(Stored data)

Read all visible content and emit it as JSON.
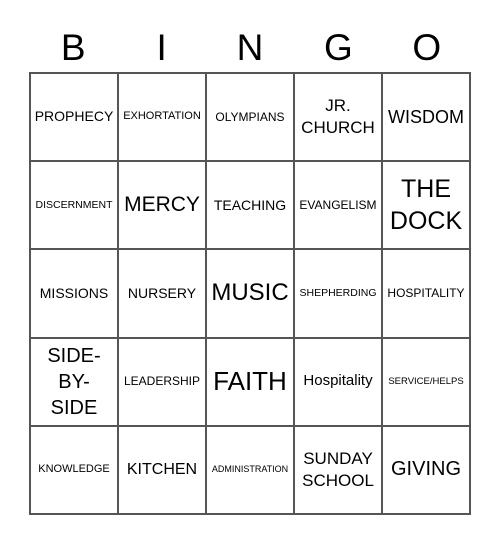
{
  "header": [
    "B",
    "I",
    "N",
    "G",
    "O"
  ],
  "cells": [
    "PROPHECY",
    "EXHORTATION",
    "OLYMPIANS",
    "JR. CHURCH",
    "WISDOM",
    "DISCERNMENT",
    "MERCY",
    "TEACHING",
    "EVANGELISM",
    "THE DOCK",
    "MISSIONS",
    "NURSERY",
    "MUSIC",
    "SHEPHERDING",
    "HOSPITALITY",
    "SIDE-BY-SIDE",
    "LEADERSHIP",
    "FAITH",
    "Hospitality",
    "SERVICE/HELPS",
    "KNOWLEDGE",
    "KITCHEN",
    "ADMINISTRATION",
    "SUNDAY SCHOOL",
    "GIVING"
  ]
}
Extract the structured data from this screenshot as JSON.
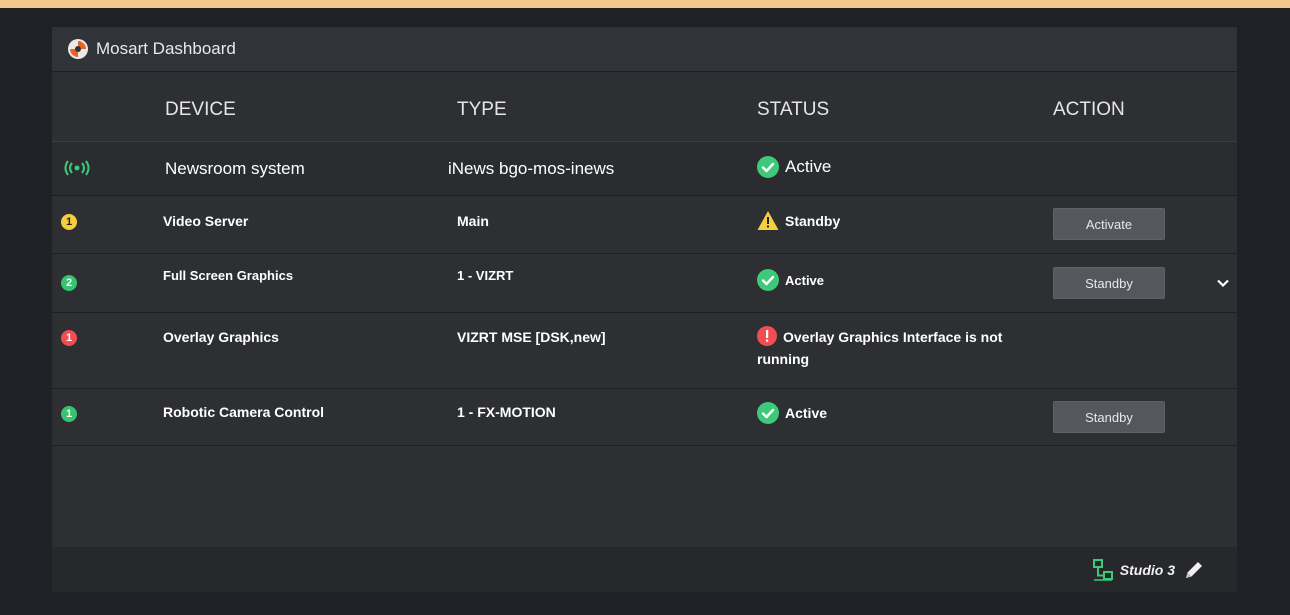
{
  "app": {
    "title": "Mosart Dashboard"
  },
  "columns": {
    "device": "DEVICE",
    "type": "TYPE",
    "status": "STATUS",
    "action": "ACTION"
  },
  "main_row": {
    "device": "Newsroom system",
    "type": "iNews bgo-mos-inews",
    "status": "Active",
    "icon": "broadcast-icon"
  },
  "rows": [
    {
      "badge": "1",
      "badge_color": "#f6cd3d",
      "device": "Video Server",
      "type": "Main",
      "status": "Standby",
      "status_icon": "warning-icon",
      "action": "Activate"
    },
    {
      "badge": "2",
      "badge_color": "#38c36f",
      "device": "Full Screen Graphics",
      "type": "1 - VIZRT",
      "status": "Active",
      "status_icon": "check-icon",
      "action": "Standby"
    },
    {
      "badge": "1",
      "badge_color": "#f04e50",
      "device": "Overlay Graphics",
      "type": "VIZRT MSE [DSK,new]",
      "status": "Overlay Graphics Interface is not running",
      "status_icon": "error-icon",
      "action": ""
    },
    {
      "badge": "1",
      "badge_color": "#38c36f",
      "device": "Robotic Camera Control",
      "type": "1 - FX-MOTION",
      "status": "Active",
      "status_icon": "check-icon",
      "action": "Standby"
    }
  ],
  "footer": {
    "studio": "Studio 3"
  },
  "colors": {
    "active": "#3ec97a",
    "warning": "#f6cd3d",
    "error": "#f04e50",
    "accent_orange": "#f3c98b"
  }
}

---

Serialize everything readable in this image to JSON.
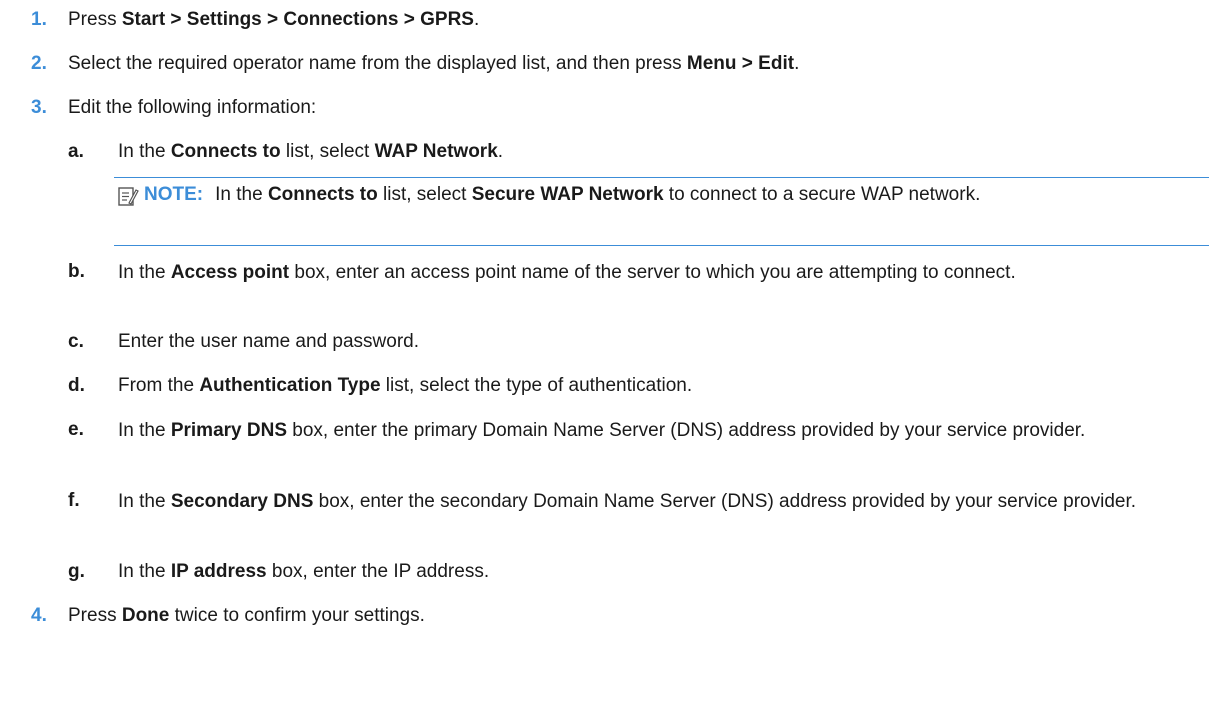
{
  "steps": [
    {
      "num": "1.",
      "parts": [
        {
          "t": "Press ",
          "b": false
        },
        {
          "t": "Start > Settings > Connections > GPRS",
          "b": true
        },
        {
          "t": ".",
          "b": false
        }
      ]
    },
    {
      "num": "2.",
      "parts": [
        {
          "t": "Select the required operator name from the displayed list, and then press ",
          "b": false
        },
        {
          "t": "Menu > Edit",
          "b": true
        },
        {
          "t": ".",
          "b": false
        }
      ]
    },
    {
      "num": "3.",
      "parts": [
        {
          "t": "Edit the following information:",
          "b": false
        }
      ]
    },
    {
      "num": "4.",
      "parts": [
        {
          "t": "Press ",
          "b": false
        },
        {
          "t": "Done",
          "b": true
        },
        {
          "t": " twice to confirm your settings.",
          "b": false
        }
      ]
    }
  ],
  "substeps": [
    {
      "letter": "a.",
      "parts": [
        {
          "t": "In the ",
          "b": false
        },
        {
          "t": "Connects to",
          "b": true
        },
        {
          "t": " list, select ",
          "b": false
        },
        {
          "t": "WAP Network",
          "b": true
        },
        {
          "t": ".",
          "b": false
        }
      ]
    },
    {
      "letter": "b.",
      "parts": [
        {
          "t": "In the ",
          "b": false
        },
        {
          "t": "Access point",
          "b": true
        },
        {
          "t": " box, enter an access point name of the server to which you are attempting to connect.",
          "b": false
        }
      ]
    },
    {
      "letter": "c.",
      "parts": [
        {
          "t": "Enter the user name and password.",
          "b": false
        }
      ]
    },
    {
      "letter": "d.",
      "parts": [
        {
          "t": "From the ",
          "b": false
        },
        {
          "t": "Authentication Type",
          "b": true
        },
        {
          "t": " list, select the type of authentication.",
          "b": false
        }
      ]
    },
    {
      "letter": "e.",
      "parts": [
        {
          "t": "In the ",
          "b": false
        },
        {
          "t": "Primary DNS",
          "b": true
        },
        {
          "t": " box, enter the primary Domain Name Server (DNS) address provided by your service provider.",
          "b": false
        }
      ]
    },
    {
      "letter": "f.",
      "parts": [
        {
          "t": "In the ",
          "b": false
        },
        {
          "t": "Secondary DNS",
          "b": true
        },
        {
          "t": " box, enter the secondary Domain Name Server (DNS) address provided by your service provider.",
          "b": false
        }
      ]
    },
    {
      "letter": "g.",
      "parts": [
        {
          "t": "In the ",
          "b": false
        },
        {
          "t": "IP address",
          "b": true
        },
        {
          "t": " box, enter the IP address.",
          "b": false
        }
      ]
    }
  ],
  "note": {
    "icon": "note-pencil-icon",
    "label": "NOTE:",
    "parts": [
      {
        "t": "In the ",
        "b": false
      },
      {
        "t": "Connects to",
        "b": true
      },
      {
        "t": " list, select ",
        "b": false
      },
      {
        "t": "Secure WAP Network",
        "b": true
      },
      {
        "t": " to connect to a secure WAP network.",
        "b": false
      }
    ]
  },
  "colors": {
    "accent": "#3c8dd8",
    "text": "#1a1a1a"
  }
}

## Job
Go through the material and copy out every line with "JSON" in it.

## Final result
Read all visible content and emit it as JSON.
Extract the structured data from this screenshot as JSON.
Serialize everything readable in this image to JSON.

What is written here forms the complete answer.